THE TASK: Output every line exactly as written. Leave out pictures.

PROVIDED ENTRIES:
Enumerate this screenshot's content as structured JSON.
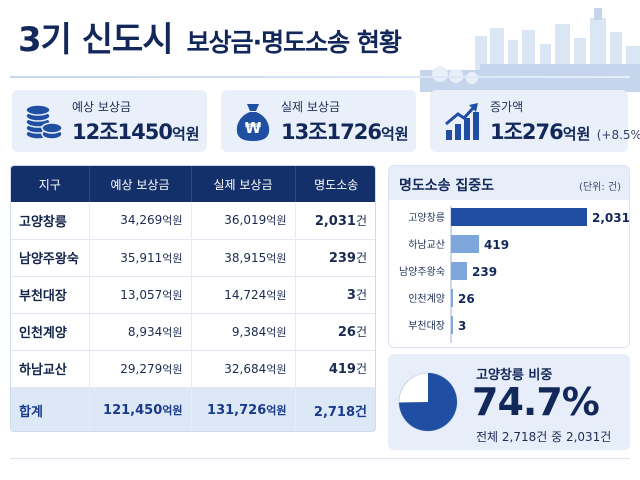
{
  "header": {
    "title_main": "3기 신도시",
    "title_sub": "보상금·명도소송 현황"
  },
  "cards": [
    {
      "label": "예상 보상금",
      "value": "12조1450",
      "unit": "억원",
      "note": "",
      "icon": "coins-stack-icon"
    },
    {
      "label": "실제 보상금",
      "value": "13조1726",
      "unit": "억원",
      "note": "",
      "icon": "money-bag-icon"
    },
    {
      "label": "증가액",
      "value": "1조276",
      "unit": "억원",
      "note": "(+8.5%)",
      "icon": "growth-chart-icon"
    }
  ],
  "table": {
    "headers": [
      "지구",
      "예상 보상금",
      "실제 보상금",
      "명도소송"
    ],
    "rows": [
      {
        "district": "고양창릉",
        "expected": "34,269",
        "actual": "36,019",
        "suits": "2,031"
      },
      {
        "district": "남양주왕숙",
        "expected": "35,911",
        "actual": "38,915",
        "suits": "239"
      },
      {
        "district": "부천대장",
        "expected": "13,057",
        "actual": "14,724",
        "suits": "3"
      },
      {
        "district": "인천계양",
        "expected": "8,934",
        "actual": "9,384",
        "suits": "26"
      },
      {
        "district": "하남교산",
        "expected": "29,279",
        "actual": "32,684",
        "suits": "419"
      }
    ],
    "money_unit": "억원",
    "count_unit": "건",
    "total": {
      "label": "합계",
      "expected": "121,450",
      "actual": "131,726",
      "suits": "2,718"
    }
  },
  "chart_data": {
    "type": "bar",
    "orientation": "horizontal",
    "title": "명도소송 집중도",
    "unit_note": "(단위: 건)",
    "categories": [
      "고양창릉",
      "하남교산",
      "남양주왕숙",
      "인천계양",
      "부천대장"
    ],
    "values": [
      2031,
      419,
      239,
      26,
      3
    ],
    "value_labels": [
      "2,031",
      "419",
      "239",
      "26",
      "3"
    ],
    "xlim": [
      0,
      2031
    ],
    "colors": {
      "top": "#1f4ea3",
      "rest": "#7ea8dd"
    },
    "grid": false
  },
  "share": {
    "label": "고양창릉 비중",
    "value": "74.7%",
    "fraction": 0.747,
    "note": "전체 2,718건 중 2,031건",
    "colors": {
      "main": "#1f4ea3",
      "rest": "#ffffff"
    }
  }
}
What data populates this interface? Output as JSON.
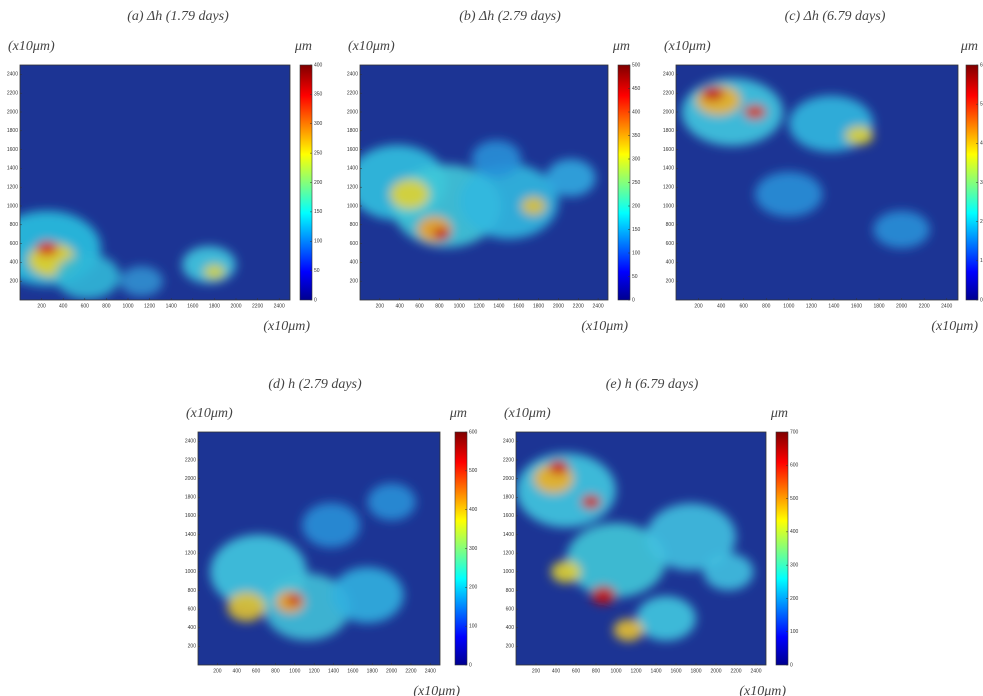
{
  "chart_data": [
    {
      "type": "heatmap",
      "title": "(a) Δh (1.79 days)",
      "ylabel": "(x10μm)",
      "xlabel": "(x10μm)",
      "colorbar_label": "μm",
      "xlim": [
        0,
        2500
      ],
      "ylim": [
        0,
        2500
      ],
      "xticks": [
        200,
        400,
        600,
        800,
        1000,
        1200,
        1400,
        1600,
        1800,
        2000,
        2200,
        2400
      ],
      "yticks": [
        200,
        400,
        600,
        800,
        1000,
        1200,
        1400,
        1600,
        1800,
        2000,
        2200,
        2400
      ],
      "clim": [
        0,
        400
      ],
      "cticks": [
        0,
        50,
        100,
        150,
        200,
        250,
        300,
        350,
        400
      ]
    },
    {
      "type": "heatmap",
      "title": "(b) Δh (2.79 days)",
      "ylabel": "(x10μm)",
      "xlabel": "(x10μm)",
      "colorbar_label": "μm",
      "xlim": [
        0,
        2500
      ],
      "ylim": [
        0,
        2500
      ],
      "xticks": [
        200,
        400,
        600,
        800,
        1000,
        1200,
        1400,
        1600,
        1800,
        2000,
        2200,
        2400
      ],
      "yticks": [
        200,
        400,
        600,
        800,
        1000,
        1200,
        1400,
        1600,
        1800,
        2000,
        2200,
        2400
      ],
      "clim": [
        0,
        500
      ],
      "cticks": [
        0,
        50,
        100,
        150,
        200,
        250,
        300,
        350,
        400,
        450,
        500
      ]
    },
    {
      "type": "heatmap",
      "title": "(c) Δh (6.79 days)",
      "ylabel": "(x10μm)",
      "xlabel": "(x10μm)",
      "colorbar_label": "μm",
      "xlim": [
        0,
        2500
      ],
      "ylim": [
        0,
        2500
      ],
      "xticks": [
        200,
        400,
        600,
        800,
        1000,
        1200,
        1400,
        1600,
        1800,
        2000,
        2200,
        2400
      ],
      "yticks": [
        200,
        400,
        600,
        800,
        1000,
        1200,
        1400,
        1600,
        1800,
        2000,
        2200,
        2400
      ],
      "clim": [
        0,
        600
      ],
      "cticks": [
        0,
        100,
        200,
        300,
        400,
        500,
        600
      ]
    },
    {
      "type": "heatmap",
      "title": "(d) h (2.79 days)",
      "ylabel": "(x10μm)",
      "xlabel": "(x10μm)",
      "colorbar_label": "μm",
      "xlim": [
        0,
        2500
      ],
      "ylim": [
        0,
        2500
      ],
      "xticks": [
        200,
        400,
        600,
        800,
        1000,
        1200,
        1400,
        1600,
        1800,
        2000,
        2200,
        2400
      ],
      "yticks": [
        200,
        400,
        600,
        800,
        1000,
        1200,
        1400,
        1600,
        1800,
        2000,
        2200,
        2400
      ],
      "clim": [
        0,
        600
      ],
      "cticks": [
        0,
        100,
        200,
        300,
        400,
        500,
        600
      ]
    },
    {
      "type": "heatmap",
      "title": "(e) h (6.79 days)",
      "ylabel": "(x10μm)",
      "xlabel": "(x10μm)",
      "colorbar_label": "μm",
      "xlim": [
        0,
        2500
      ],
      "ylim": [
        0,
        2500
      ],
      "xticks": [
        200,
        400,
        600,
        800,
        1000,
        1200,
        1400,
        1600,
        1800,
        2000,
        2200,
        2400
      ],
      "yticks": [
        200,
        400,
        600,
        800,
        1000,
        1200,
        1400,
        1600,
        1800,
        2000,
        2200,
        2400
      ],
      "clim": [
        0,
        700
      ],
      "cticks": [
        0,
        100,
        200,
        300,
        400,
        500,
        600,
        700
      ]
    }
  ]
}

EXPECTED ANSWER:
Enumerate this screenshot's content as structured JSON.
{
  "header": {
    "title_main": "3기 신도시",
    "title_sub": "보상금·명도소송 현황"
  },
  "cards": [
    {
      "label": "예상 보상금",
      "value": "12조1450",
      "unit": "억원",
      "note": "",
      "icon": "coins-stack-icon"
    },
    {
      "label": "실제 보상금",
      "value": "13조1726",
      "unit": "억원",
      "note": "",
      "icon": "money-bag-icon"
    },
    {
      "label": "증가액",
      "value": "1조276",
      "unit": "억원",
      "note": "(+8.5%)",
      "icon": "growth-chart-icon"
    }
  ],
  "table": {
    "headers": [
      "지구",
      "예상 보상금",
      "실제 보상금",
      "명도소송"
    ],
    "rows": [
      {
        "district": "고양창릉",
        "expected": "34,269",
        "actual": "36,019",
        "suits": "2,031"
      },
      {
        "district": "남양주왕숙",
        "expected": "35,911",
        "actual": "38,915",
        "suits": "239"
      },
      {
        "district": "부천대장",
        "expected": "13,057",
        "actual": "14,724",
        "suits": "3"
      },
      {
        "district": "인천계양",
        "expected": "8,934",
        "actual": "9,384",
        "suits": "26"
      },
      {
        "district": "하남교산",
        "expected": "29,279",
        "actual": "32,684",
        "suits": "419"
      }
    ],
    "money_unit": "억원",
    "count_unit": "건",
    "total": {
      "label": "합계",
      "expected": "121,450",
      "actual": "131,726",
      "suits": "2,718"
    }
  },
  "chart_data": {
    "type": "bar",
    "orientation": "horizontal",
    "title": "명도소송 집중도",
    "unit_note": "(단위: 건)",
    "categories": [
      "고양창릉",
      "하남교산",
      "남양주왕숙",
      "인천계양",
      "부천대장"
    ],
    "values": [
      2031,
      419,
      239,
      26,
      3
    ],
    "value_labels": [
      "2,031",
      "419",
      "239",
      "26",
      "3"
    ],
    "xlim": [
      0,
      2031
    ],
    "colors": {
      "top": "#1f4ea3",
      "rest": "#7ea8dd"
    },
    "grid": false
  },
  "share": {
    "label": "고양창릉 비중",
    "value": "74.7%",
    "fraction": 0.747,
    "note": "전체 2,718건 중 2,031건",
    "colors": {
      "main": "#1f4ea3",
      "rest": "#ffffff"
    }
  }
}
What data populates this interface? Output as JSON.
{
  "chart_data": [
    {
      "type": "heatmap",
      "title": "(a) Δh (1.79 days)",
      "ylabel": "(x10μm)",
      "xlabel": "(x10μm)",
      "colorbar_label": "μm",
      "xlim": [
        0,
        2500
      ],
      "ylim": [
        0,
        2500
      ],
      "xticks": [
        200,
        400,
        600,
        800,
        1000,
        1200,
        1400,
        1600,
        1800,
        2000,
        2200,
        2400
      ],
      "yticks": [
        200,
        400,
        600,
        800,
        1000,
        1200,
        1400,
        1600,
        1800,
        2000,
        2200,
        2400
      ],
      "clim": [
        0,
        400
      ],
      "cticks": [
        0,
        50,
        100,
        150,
        200,
        250,
        300,
        350,
        400
      ]
    },
    {
      "type": "heatmap",
      "title": "(b) Δh (2.79 days)",
      "ylabel": "(x10μm)",
      "xlabel": "(x10μm)",
      "colorbar_label": "μm",
      "xlim": [
        0,
        2500
      ],
      "ylim": [
        0,
        2500
      ],
      "xticks": [
        200,
        400,
        600,
        800,
        1000,
        1200,
        1400,
        1600,
        1800,
        2000,
        2200,
        2400
      ],
      "yticks": [
        200,
        400,
        600,
        800,
        1000,
        1200,
        1400,
        1600,
        1800,
        2000,
        2200,
        2400
      ],
      "clim": [
        0,
        500
      ],
      "cticks": [
        0,
        50,
        100,
        150,
        200,
        250,
        300,
        350,
        400,
        450,
        500
      ]
    },
    {
      "type": "heatmap",
      "title": "(c) Δh (6.79 days)",
      "ylabel": "(x10μm)",
      "xlabel": "(x10μm)",
      "colorbar_label": "μm",
      "xlim": [
        0,
        2500
      ],
      "ylim": [
        0,
        2500
      ],
      "xticks": [
        200,
        400,
        600,
        800,
        1000,
        1200,
        1400,
        1600,
        1800,
        2000,
        2200,
        2400
      ],
      "yticks": [
        200,
        400,
        600,
        800,
        1000,
        1200,
        1400,
        1600,
        1800,
        2000,
        2200,
        2400
      ],
      "clim": [
        0,
        600
      ],
      "cticks": [
        0,
        100,
        200,
        300,
        400,
        500,
        600
      ]
    },
    {
      "type": "heatmap",
      "title": "(d) h (2.79 days)",
      "ylabel": "(x10μm)",
      "xlabel": "(x10μm)",
      "colorbar_label": "μm",
      "xlim": [
        0,
        2500
      ],
      "ylim": [
        0,
        2500
      ],
      "xticks": [
        200,
        400,
        600,
        800,
        1000,
        1200,
        1400,
        1600,
        1800,
        2000,
        2200,
        2400
      ],
      "yticks": [
        200,
        400,
        600,
        800,
        1000,
        1200,
        1400,
        1600,
        1800,
        2000,
        2200,
        2400
      ],
      "clim": [
        0,
        600
      ],
      "cticks": [
        0,
        100,
        200,
        300,
        400,
        500,
        600
      ]
    },
    {
      "type": "heatmap",
      "title": "(e) h (6.79 days)",
      "ylabel": "(x10μm)",
      "xlabel": "(x10μm)",
      "colorbar_label": "μm",
      "xlim": [
        0,
        2500
      ],
      "ylim": [
        0,
        2500
      ],
      "xticks": [
        200,
        400,
        600,
        800,
        1000,
        1200,
        1400,
        1600,
        1800,
        2000,
        2200,
        2400
      ],
      "yticks": [
        200,
        400,
        600,
        800,
        1000,
        1200,
        1400,
        1600,
        1800,
        2000,
        2200,
        2400
      ],
      "clim": [
        0,
        700
      ],
      "cticks": [
        0,
        100,
        200,
        300,
        400,
        500,
        600,
        700
      ]
    }
  ]
}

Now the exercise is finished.